**Records from a data source**
- - - - - - -

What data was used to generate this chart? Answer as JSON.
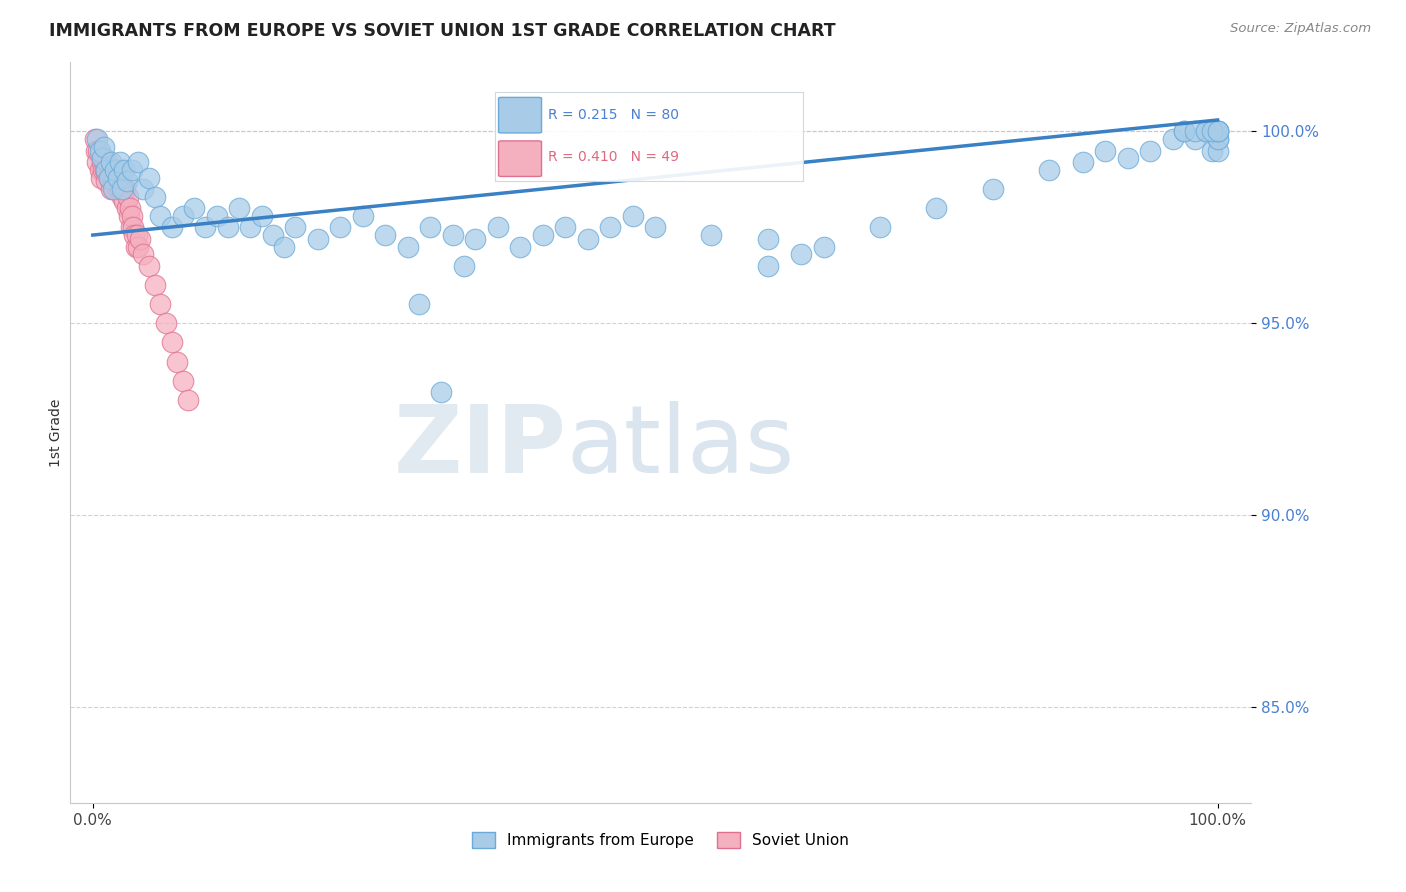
{
  "title": "IMMIGRANTS FROM EUROPE VS SOVIET UNION 1ST GRADE CORRELATION CHART",
  "source": "Source: ZipAtlas.com",
  "ylabel": "1st Grade",
  "legend_blue_label": "Immigrants from Europe",
  "legend_pink_label": "Soviet Union",
  "R_blue": 0.215,
  "N_blue": 80,
  "R_pink": 0.41,
  "N_pink": 49,
  "xlim": [
    -2.0,
    103.0
  ],
  "ylim": [
    82.5,
    101.8
  ],
  "yticks": [
    85.0,
    90.0,
    95.0,
    100.0
  ],
  "ytick_labels": [
    "85.0%",
    "90.0%",
    "95.0%",
    "100.0%"
  ],
  "xticks": [
    0.0,
    100.0
  ],
  "xtick_labels": [
    "0.0%",
    "100.0%"
  ],
  "color_blue": "#a8cce8",
  "color_blue_edge": "#6aaad8",
  "color_blue_line": "#3a80c4",
  "color_pink": "#f5b0c0",
  "color_pink_edge": "#e07090",
  "watermark_zip": "ZIP",
  "watermark_atlas": "atlas",
  "trend_x0": 0.0,
  "trend_y0": 97.3,
  "trend_x1": 100.0,
  "trend_y1": 100.3,
  "blue_x": [
    0.4,
    0.6,
    0.8,
    1.0,
    1.2,
    1.4,
    1.6,
    1.8,
    2.0,
    2.2,
    2.4,
    2.6,
    2.8,
    3.0,
    3.5,
    4.0,
    4.5,
    5.0,
    5.5,
    6.0,
    7.0,
    8.0,
    9.0,
    10.0,
    11.0,
    12.0,
    13.0,
    14.0,
    15.0,
    16.0,
    17.0,
    18.0,
    20.0,
    22.0,
    24.0,
    26.0,
    28.0,
    30.0,
    32.0,
    34.0,
    36.0,
    38.0,
    40.0,
    42.0,
    44.0,
    46.0,
    48.0,
    50.0,
    55.0,
    60.0,
    65.0,
    70.0,
    75.0,
    80.0,
    85.0,
    88.0,
    90.0,
    92.0,
    94.0,
    96.0,
    97.0,
    98.0,
    99.0,
    99.5,
    100.0,
    100.0,
    100.0,
    100.0,
    100.0,
    31.0,
    29.0,
    33.0,
    60.0,
    63.0,
    97.0,
    98.0,
    99.0,
    100.0,
    99.5,
    100.0
  ],
  "blue_y": [
    99.8,
    99.5,
    99.3,
    99.6,
    99.0,
    98.8,
    99.2,
    98.5,
    99.0,
    98.8,
    99.2,
    98.5,
    99.0,
    98.7,
    99.0,
    99.2,
    98.5,
    98.8,
    98.3,
    97.8,
    97.5,
    97.8,
    98.0,
    97.5,
    97.8,
    97.5,
    98.0,
    97.5,
    97.8,
    97.3,
    97.0,
    97.5,
    97.2,
    97.5,
    97.8,
    97.3,
    97.0,
    97.5,
    97.3,
    97.2,
    97.5,
    97.0,
    97.3,
    97.5,
    97.2,
    97.5,
    97.8,
    97.5,
    97.3,
    96.5,
    97.0,
    97.5,
    98.0,
    98.5,
    99.0,
    99.2,
    99.5,
    99.3,
    99.5,
    99.8,
    100.0,
    99.8,
    100.0,
    99.5,
    100.0,
    99.8,
    100.0,
    99.5,
    99.8,
    93.2,
    95.5,
    96.5,
    97.2,
    96.8,
    100.0,
    100.0,
    100.0,
    100.0,
    100.0,
    100.0
  ],
  "pink_x": [
    0.2,
    0.3,
    0.4,
    0.5,
    0.6,
    0.7,
    0.8,
    0.9,
    1.0,
    1.1,
    1.2,
    1.3,
    1.4,
    1.5,
    1.6,
    1.7,
    1.8,
    1.9,
    2.0,
    2.1,
    2.2,
    2.3,
    2.4,
    2.5,
    2.6,
    2.7,
    2.8,
    2.9,
    3.0,
    3.1,
    3.2,
    3.3,
    3.4,
    3.5,
    3.6,
    3.7,
    3.8,
    3.9,
    4.0,
    4.2,
    4.5,
    5.0,
    5.5,
    6.0,
    6.5,
    7.0,
    7.5,
    8.0,
    8.5
  ],
  "pink_y": [
    99.8,
    99.5,
    99.2,
    99.5,
    99.0,
    98.8,
    99.2,
    99.0,
    99.3,
    99.0,
    98.7,
    99.2,
    98.8,
    99.0,
    98.5,
    99.0,
    98.7,
    98.5,
    98.8,
    99.0,
    98.5,
    98.8,
    98.5,
    99.0,
    98.3,
    98.5,
    98.2,
    98.5,
    98.0,
    98.3,
    97.8,
    98.0,
    97.5,
    97.8,
    97.5,
    97.3,
    97.0,
    97.3,
    97.0,
    97.2,
    96.8,
    96.5,
    96.0,
    95.5,
    95.0,
    94.5,
    94.0,
    93.5,
    93.0
  ]
}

- - - - - - -

**Exercise**
Keep the pictures out of the copy and return the rest of the data above exactly.

**Final result**
What data was used to generate this chart? Answer as JSON.
{
  "title": "IMMIGRANTS FROM EUROPE VS SOVIET UNION 1ST GRADE CORRELATION CHART",
  "source": "Source: ZipAtlas.com",
  "ylabel": "1st Grade",
  "legend_blue_label": "Immigrants from Europe",
  "legend_pink_label": "Soviet Union",
  "R_blue": 0.215,
  "N_blue": 80,
  "R_pink": 0.41,
  "N_pink": 49,
  "xlim": [
    -2.0,
    103.0
  ],
  "ylim": [
    82.5,
    101.8
  ],
  "yticks": [
    85.0,
    90.0,
    95.0,
    100.0
  ],
  "ytick_labels": [
    "85.0%",
    "90.0%",
    "95.0%",
    "100.0%"
  ],
  "xticks": [
    0.0,
    100.0
  ],
  "xtick_labels": [
    "0.0%",
    "100.0%"
  ],
  "color_blue": "#a8cce8",
  "color_blue_edge": "#6aaad8",
  "color_blue_line": "#3a80c4",
  "color_pink": "#f5b0c0",
  "color_pink_edge": "#e07090",
  "watermark_zip": "ZIP",
  "watermark_atlas": "atlas",
  "trend_x0": 0.0,
  "trend_y0": 97.3,
  "trend_x1": 100.0,
  "trend_y1": 100.3,
  "blue_x": [
    0.4,
    0.6,
    0.8,
    1.0,
    1.2,
    1.4,
    1.6,
    1.8,
    2.0,
    2.2,
    2.4,
    2.6,
    2.8,
    3.0,
    3.5,
    4.0,
    4.5,
    5.0,
    5.5,
    6.0,
    7.0,
    8.0,
    9.0,
    10.0,
    11.0,
    12.0,
    13.0,
    14.0,
    15.0,
    16.0,
    17.0,
    18.0,
    20.0,
    22.0,
    24.0,
    26.0,
    28.0,
    30.0,
    32.0,
    34.0,
    36.0,
    38.0,
    40.0,
    42.0,
    44.0,
    46.0,
    48.0,
    50.0,
    55.0,
    60.0,
    65.0,
    70.0,
    75.0,
    80.0,
    85.0,
    88.0,
    90.0,
    92.0,
    94.0,
    96.0,
    97.0,
    98.0,
    99.0,
    99.5,
    100.0,
    100.0,
    100.0,
    100.0,
    100.0,
    31.0,
    29.0,
    33.0,
    60.0,
    63.0,
    97.0,
    98.0,
    99.0,
    100.0,
    99.5,
    100.0
  ],
  "blue_y": [
    99.8,
    99.5,
    99.3,
    99.6,
    99.0,
    98.8,
    99.2,
    98.5,
    99.0,
    98.8,
    99.2,
    98.5,
    99.0,
    98.7,
    99.0,
    99.2,
    98.5,
    98.8,
    98.3,
    97.8,
    97.5,
    97.8,
    98.0,
    97.5,
    97.8,
    97.5,
    98.0,
    97.5,
    97.8,
    97.3,
    97.0,
    97.5,
    97.2,
    97.5,
    97.8,
    97.3,
    97.0,
    97.5,
    97.3,
    97.2,
    97.5,
    97.0,
    97.3,
    97.5,
    97.2,
    97.5,
    97.8,
    97.5,
    97.3,
    96.5,
    97.0,
    97.5,
    98.0,
    98.5,
    99.0,
    99.2,
    99.5,
    99.3,
    99.5,
    99.8,
    100.0,
    99.8,
    100.0,
    99.5,
    100.0,
    99.8,
    100.0,
    99.5,
    99.8,
    93.2,
    95.5,
    96.5,
    97.2,
    96.8,
    100.0,
    100.0,
    100.0,
    100.0,
    100.0,
    100.0
  ],
  "pink_x": [
    0.2,
    0.3,
    0.4,
    0.5,
    0.6,
    0.7,
    0.8,
    0.9,
    1.0,
    1.1,
    1.2,
    1.3,
    1.4,
    1.5,
    1.6,
    1.7,
    1.8,
    1.9,
    2.0,
    2.1,
    2.2,
    2.3,
    2.4,
    2.5,
    2.6,
    2.7,
    2.8,
    2.9,
    3.0,
    3.1,
    3.2,
    3.3,
    3.4,
    3.5,
    3.6,
    3.7,
    3.8,
    3.9,
    4.0,
    4.2,
    4.5,
    5.0,
    5.5,
    6.0,
    6.5,
    7.0,
    7.5,
    8.0,
    8.5
  ],
  "pink_y": [
    99.8,
    99.5,
    99.2,
    99.5,
    99.0,
    98.8,
    99.2,
    99.0,
    99.3,
    99.0,
    98.7,
    99.2,
    98.8,
    99.0,
    98.5,
    99.0,
    98.7,
    98.5,
    98.8,
    99.0,
    98.5,
    98.8,
    98.5,
    99.0,
    98.3,
    98.5,
    98.2,
    98.5,
    98.0,
    98.3,
    97.8,
    98.0,
    97.5,
    97.8,
    97.5,
    97.3,
    97.0,
    97.3,
    97.0,
    97.2,
    96.8,
    96.5,
    96.0,
    95.5,
    95.0,
    94.5,
    94.0,
    93.5,
    93.0
  ]
}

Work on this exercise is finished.